# [SET EXERCISE]
Retype the records below line for line, without the pictures.

# [INFORMATION SHOWN]
━━━━━━━━━━

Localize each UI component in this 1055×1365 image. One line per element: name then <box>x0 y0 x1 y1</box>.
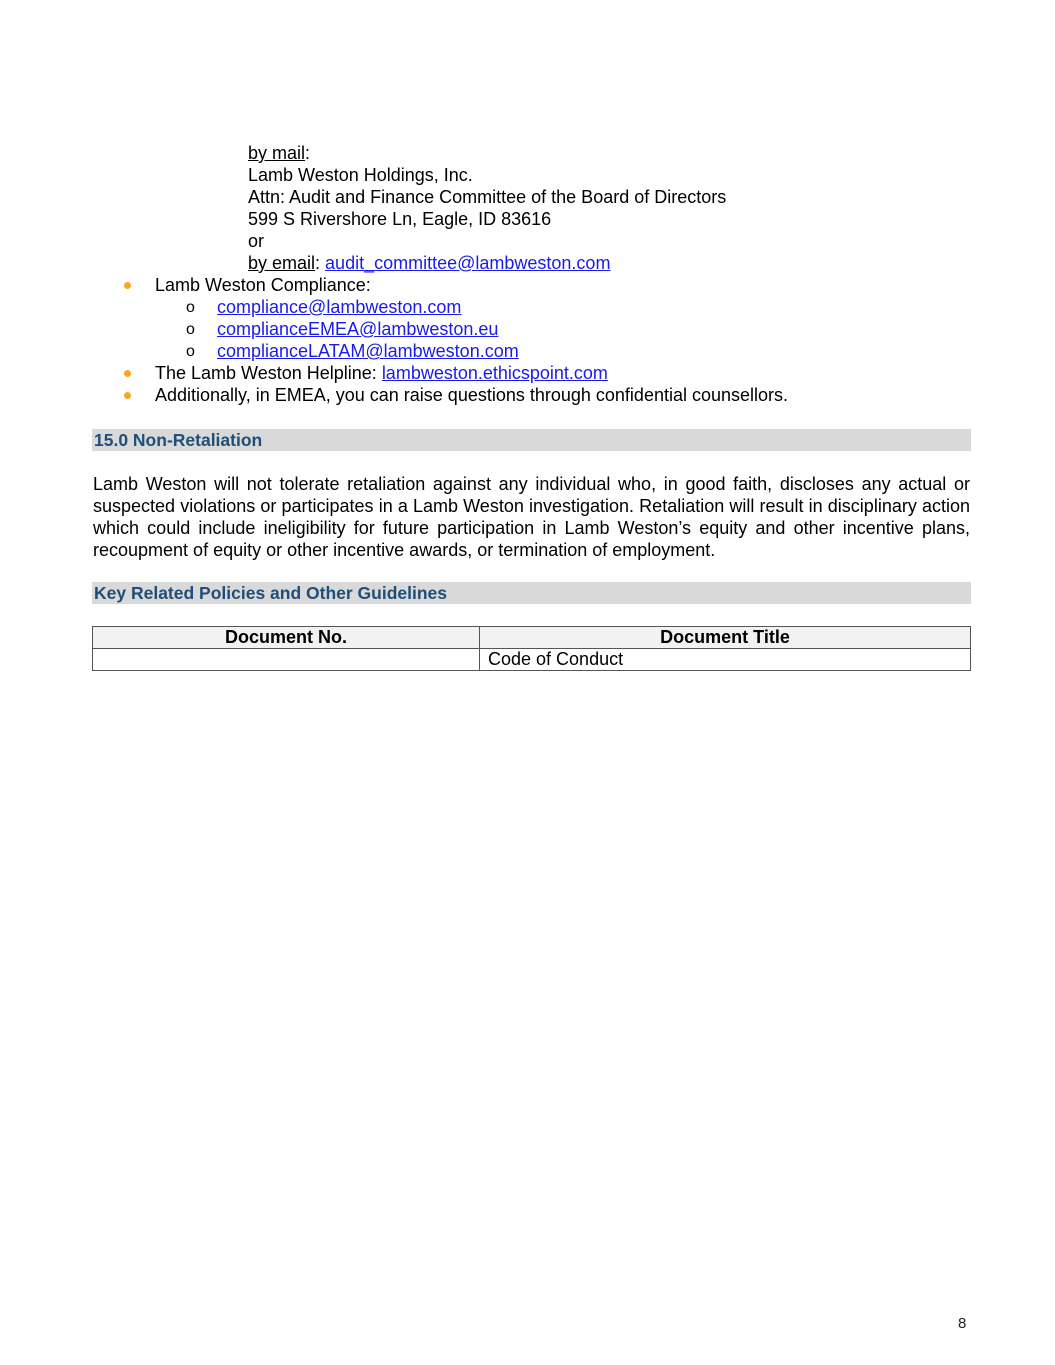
address-company: Lamb Weston Holdings, Inc. <box>248 164 473 186</box>
mail-line: by mail: <box>248 142 310 164</box>
cell-document-title: Code of Conduct <box>480 649 971 671</box>
audit-committee-email-link[interactable]: audit_committee@lambweston.com <box>325 253 610 273</box>
column-header-document-no: Document No. <box>93 627 480 649</box>
related-documents-table: Document No. Document Title Code of Cond… <box>92 626 971 671</box>
email-line: by email: audit_committee@lambweston.com <box>248 252 610 274</box>
bullet-icon <box>124 370 131 377</box>
circle-bullet-icon: o <box>186 297 195 319</box>
compliance-emea-email-link[interactable]: complianceEMEA@lambweston.eu <box>217 319 498 339</box>
table-row: Code of Conduct <box>93 649 971 671</box>
section-heading-related-policies: Key Related Policies and Other Guideline… <box>92 582 971 604</box>
helpline-label: The Lamb Weston Helpline: <box>155 363 377 383</box>
address-attn: Attn: Audit and Finance Committee of the… <box>248 186 726 208</box>
column-header-document-title: Document Title <box>480 627 971 649</box>
compliance-latam-email-link[interactable]: complianceLATAM@lambweston.com <box>217 341 519 361</box>
section-heading-non-retaliation: 15.0 Non-Retaliation <box>92 429 971 451</box>
email-label: by email <box>248 253 315 273</box>
address-or: or <box>248 230 264 252</box>
helpline-line: The Lamb Weston Helpline: lambweston.eth… <box>155 362 608 384</box>
circle-bullet-icon: o <box>186 341 195 363</box>
helpline-link[interactable]: lambweston.ethicspoint.com <box>382 363 608 383</box>
section-title: Key Related Policies and Other Guideline… <box>94 582 447 604</box>
section-title: 15.0 Non-Retaliation <box>94 429 262 451</box>
bullet-icon <box>124 282 131 289</box>
cell-document-no <box>93 649 480 671</box>
circle-bullet-icon: o <box>186 319 195 341</box>
compliance-label: Lamb Weston Compliance: <box>155 274 371 296</box>
non-retaliation-paragraph: Lamb Weston will not tolerate retaliatio… <box>93 473 970 561</box>
mail-label: by mail <box>248 143 305 163</box>
address-street: 599 S Rivershore Ln, Eagle, ID 83616 <box>248 208 551 230</box>
compliance-email-link[interactable]: compliance@lambweston.com <box>217 297 461 317</box>
bullet-icon <box>124 392 131 399</box>
emea-counsellors-text: Additionally, in EMEA, you can raise que… <box>155 384 788 406</box>
page-number: 8 <box>958 1315 966 1332</box>
table-header-row: Document No. Document Title <box>93 627 971 649</box>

━━━━━━━━━━

# [RESPONSE BELOW]
Localize each UI component in this 1055×1365 image. One line per element: name then <box>x0 y0 x1 y1</box>.
address-company: Lamb Weston Holdings, Inc. <box>248 164 473 186</box>
mail-line: by mail: <box>248 142 310 164</box>
cell-document-title: Code of Conduct <box>480 649 971 671</box>
audit-committee-email-link[interactable]: audit_committee@lambweston.com <box>325 253 610 273</box>
column-header-document-no: Document No. <box>93 627 480 649</box>
related-documents-table: Document No. Document Title Code of Cond… <box>92 626 971 671</box>
email-line: by email: audit_committee@lambweston.com <box>248 252 610 274</box>
bullet-icon <box>124 370 131 377</box>
circle-bullet-icon: o <box>186 297 195 319</box>
compliance-emea-email-link[interactable]: complianceEMEA@lambweston.eu <box>217 319 498 339</box>
table-row: Code of Conduct <box>93 649 971 671</box>
section-heading-related-policies: Key Related Policies and Other Guideline… <box>92 582 971 604</box>
helpline-label: The Lamb Weston Helpline: <box>155 363 377 383</box>
address-attn: Attn: Audit and Finance Committee of the… <box>248 186 726 208</box>
column-header-document-title: Document Title <box>480 627 971 649</box>
compliance-latam-email-link[interactable]: complianceLATAM@lambweston.com <box>217 341 519 361</box>
section-heading-non-retaliation: 15.0 Non-Retaliation <box>92 429 971 451</box>
email-label: by email <box>248 253 315 273</box>
address-or: or <box>248 230 264 252</box>
helpline-line: The Lamb Weston Helpline: lambweston.eth… <box>155 362 608 384</box>
circle-bullet-icon: o <box>186 341 195 363</box>
helpline-link[interactable]: lambweston.ethicspoint.com <box>382 363 608 383</box>
section-title: Key Related Policies and Other Guideline… <box>94 582 447 604</box>
section-title: 15.0 Non-Retaliation <box>94 429 262 451</box>
bullet-icon <box>124 282 131 289</box>
cell-document-no <box>93 649 480 671</box>
circle-bullet-icon: o <box>186 319 195 341</box>
compliance-label: Lamb Weston Compliance: <box>155 274 371 296</box>
non-retaliation-paragraph: Lamb Weston will not tolerate retaliatio… <box>93 473 970 561</box>
mail-label: by mail <box>248 143 305 163</box>
address-street: 599 S Rivershore Ln, Eagle, ID 83616 <box>248 208 551 230</box>
compliance-email-link[interactable]: compliance@lambweston.com <box>217 297 461 317</box>
bullet-icon <box>124 392 131 399</box>
emea-counsellors-text: Additionally, in EMEA, you can raise que… <box>155 384 788 406</box>
page-number: 8 <box>958 1315 966 1332</box>
table-header-row: Document No. Document Title <box>93 627 971 649</box>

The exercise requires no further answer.